Aim of the exercise
Extract from the listing each line in which the word "source" appears.

Task inputs
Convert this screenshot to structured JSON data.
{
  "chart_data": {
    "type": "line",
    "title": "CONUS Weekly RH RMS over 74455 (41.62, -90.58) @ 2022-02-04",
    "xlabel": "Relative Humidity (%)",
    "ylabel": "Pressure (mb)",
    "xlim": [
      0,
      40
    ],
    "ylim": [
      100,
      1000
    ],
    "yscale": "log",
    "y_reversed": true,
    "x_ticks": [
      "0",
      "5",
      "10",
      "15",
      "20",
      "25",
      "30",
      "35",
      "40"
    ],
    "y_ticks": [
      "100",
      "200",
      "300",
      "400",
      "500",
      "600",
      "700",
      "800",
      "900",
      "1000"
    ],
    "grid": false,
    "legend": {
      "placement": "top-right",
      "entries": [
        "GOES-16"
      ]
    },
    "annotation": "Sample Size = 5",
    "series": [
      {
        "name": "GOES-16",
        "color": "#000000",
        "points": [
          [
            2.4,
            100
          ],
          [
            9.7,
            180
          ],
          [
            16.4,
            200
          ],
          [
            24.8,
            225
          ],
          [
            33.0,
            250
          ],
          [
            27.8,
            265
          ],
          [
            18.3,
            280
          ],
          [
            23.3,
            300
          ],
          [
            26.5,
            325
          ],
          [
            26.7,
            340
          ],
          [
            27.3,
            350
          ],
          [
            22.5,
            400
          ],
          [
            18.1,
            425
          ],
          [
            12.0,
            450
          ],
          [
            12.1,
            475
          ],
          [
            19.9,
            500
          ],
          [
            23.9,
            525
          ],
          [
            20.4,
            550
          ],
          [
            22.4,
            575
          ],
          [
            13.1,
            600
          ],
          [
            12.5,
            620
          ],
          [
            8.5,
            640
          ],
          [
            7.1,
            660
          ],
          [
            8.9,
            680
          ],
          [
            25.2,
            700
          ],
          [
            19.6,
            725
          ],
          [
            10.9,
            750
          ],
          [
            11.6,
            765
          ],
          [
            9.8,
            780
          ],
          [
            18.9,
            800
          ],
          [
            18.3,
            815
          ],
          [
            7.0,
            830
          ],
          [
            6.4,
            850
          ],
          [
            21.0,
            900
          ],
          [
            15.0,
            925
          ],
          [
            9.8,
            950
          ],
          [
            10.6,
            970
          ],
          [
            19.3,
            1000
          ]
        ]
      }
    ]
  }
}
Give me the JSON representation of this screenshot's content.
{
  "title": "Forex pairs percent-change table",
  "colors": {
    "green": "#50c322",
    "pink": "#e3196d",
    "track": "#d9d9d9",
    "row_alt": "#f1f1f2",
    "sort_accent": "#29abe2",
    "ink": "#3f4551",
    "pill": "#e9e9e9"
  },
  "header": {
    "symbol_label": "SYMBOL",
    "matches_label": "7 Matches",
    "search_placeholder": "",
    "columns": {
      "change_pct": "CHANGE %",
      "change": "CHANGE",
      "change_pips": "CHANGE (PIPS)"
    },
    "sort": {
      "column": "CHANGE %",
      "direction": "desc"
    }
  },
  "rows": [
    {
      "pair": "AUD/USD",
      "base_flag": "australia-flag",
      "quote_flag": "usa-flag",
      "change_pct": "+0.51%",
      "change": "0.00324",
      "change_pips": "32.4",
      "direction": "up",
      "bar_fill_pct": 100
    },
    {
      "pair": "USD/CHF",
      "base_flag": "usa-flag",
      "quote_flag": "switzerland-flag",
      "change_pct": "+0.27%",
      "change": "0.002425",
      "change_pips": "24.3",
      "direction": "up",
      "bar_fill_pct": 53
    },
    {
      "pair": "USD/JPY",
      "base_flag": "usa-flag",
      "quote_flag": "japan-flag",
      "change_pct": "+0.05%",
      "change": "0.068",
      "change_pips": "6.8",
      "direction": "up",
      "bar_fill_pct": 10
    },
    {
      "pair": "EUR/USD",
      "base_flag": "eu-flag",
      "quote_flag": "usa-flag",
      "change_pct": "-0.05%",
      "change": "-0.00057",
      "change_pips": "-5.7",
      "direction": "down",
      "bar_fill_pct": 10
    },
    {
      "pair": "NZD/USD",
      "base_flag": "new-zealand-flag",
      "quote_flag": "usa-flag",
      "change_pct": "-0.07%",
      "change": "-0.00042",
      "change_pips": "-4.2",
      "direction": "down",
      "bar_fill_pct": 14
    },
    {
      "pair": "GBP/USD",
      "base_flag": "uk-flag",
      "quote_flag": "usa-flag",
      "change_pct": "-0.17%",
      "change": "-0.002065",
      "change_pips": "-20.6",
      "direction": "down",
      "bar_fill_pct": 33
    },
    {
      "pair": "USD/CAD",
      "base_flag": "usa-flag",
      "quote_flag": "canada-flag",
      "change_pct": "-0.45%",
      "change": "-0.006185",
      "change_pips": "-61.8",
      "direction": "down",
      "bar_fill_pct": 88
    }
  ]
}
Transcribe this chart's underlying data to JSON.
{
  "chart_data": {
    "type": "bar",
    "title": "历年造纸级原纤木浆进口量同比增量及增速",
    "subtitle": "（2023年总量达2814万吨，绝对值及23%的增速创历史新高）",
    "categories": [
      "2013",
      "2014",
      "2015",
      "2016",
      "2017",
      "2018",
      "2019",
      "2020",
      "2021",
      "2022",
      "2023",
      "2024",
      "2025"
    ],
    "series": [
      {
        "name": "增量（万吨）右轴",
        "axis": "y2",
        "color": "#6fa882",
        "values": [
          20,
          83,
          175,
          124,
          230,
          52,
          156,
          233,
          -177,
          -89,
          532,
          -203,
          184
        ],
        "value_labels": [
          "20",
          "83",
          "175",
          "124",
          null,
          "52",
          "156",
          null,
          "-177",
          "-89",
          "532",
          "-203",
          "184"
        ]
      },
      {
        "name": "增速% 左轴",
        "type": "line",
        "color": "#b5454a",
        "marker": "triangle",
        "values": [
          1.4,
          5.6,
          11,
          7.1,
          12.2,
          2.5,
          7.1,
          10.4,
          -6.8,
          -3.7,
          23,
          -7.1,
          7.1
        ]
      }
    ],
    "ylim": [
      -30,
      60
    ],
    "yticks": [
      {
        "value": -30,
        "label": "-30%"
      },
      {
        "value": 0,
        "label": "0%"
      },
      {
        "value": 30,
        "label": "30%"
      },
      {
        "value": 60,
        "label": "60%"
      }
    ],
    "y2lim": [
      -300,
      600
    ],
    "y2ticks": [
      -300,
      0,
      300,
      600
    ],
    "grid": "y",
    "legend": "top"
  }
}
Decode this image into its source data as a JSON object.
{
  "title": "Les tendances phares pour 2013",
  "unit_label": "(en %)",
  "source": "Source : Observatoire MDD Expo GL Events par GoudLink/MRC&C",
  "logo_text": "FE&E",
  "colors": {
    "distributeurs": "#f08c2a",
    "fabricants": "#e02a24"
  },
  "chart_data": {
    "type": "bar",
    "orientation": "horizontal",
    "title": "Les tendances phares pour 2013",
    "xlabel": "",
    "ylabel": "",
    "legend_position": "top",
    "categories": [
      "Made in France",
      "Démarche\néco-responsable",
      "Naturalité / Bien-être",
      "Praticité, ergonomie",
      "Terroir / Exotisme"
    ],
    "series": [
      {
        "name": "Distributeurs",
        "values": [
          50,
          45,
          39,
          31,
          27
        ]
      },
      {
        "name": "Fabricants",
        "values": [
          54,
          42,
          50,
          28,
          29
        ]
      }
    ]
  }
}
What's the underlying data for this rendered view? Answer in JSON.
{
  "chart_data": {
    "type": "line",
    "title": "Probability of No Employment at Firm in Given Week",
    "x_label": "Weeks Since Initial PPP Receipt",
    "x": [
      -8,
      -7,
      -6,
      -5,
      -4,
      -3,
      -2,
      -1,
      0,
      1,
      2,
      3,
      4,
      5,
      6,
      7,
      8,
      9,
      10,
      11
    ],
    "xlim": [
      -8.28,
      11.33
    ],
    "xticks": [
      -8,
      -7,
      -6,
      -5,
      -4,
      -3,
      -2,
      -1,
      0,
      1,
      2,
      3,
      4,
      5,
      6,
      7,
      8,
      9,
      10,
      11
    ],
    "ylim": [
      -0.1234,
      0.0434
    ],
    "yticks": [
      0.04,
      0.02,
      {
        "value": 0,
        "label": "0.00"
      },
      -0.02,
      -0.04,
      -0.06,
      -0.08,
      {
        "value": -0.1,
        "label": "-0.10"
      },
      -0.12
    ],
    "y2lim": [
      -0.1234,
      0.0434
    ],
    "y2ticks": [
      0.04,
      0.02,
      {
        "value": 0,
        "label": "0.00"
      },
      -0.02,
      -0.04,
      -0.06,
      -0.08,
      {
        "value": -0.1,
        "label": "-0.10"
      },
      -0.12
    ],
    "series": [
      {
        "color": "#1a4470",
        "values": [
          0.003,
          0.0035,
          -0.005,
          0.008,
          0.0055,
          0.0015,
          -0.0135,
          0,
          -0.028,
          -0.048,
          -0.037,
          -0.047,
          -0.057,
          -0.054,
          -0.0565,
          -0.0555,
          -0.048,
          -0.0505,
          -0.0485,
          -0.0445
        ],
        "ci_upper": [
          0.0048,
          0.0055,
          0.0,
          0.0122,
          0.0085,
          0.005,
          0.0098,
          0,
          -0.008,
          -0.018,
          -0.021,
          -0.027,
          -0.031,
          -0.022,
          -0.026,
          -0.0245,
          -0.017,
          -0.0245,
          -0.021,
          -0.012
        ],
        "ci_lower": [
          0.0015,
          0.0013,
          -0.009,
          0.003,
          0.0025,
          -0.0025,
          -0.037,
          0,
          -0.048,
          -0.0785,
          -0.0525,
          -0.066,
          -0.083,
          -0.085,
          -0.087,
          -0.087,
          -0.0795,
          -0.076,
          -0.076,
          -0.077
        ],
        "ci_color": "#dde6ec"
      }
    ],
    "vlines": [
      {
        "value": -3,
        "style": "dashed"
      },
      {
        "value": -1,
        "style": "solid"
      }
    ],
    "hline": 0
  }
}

Solution to the exercise
Decode this image into its source data as a JSON object.
  "source": "Source : Observatoire MDD Expo GL Events par GoudLink/MRC&C",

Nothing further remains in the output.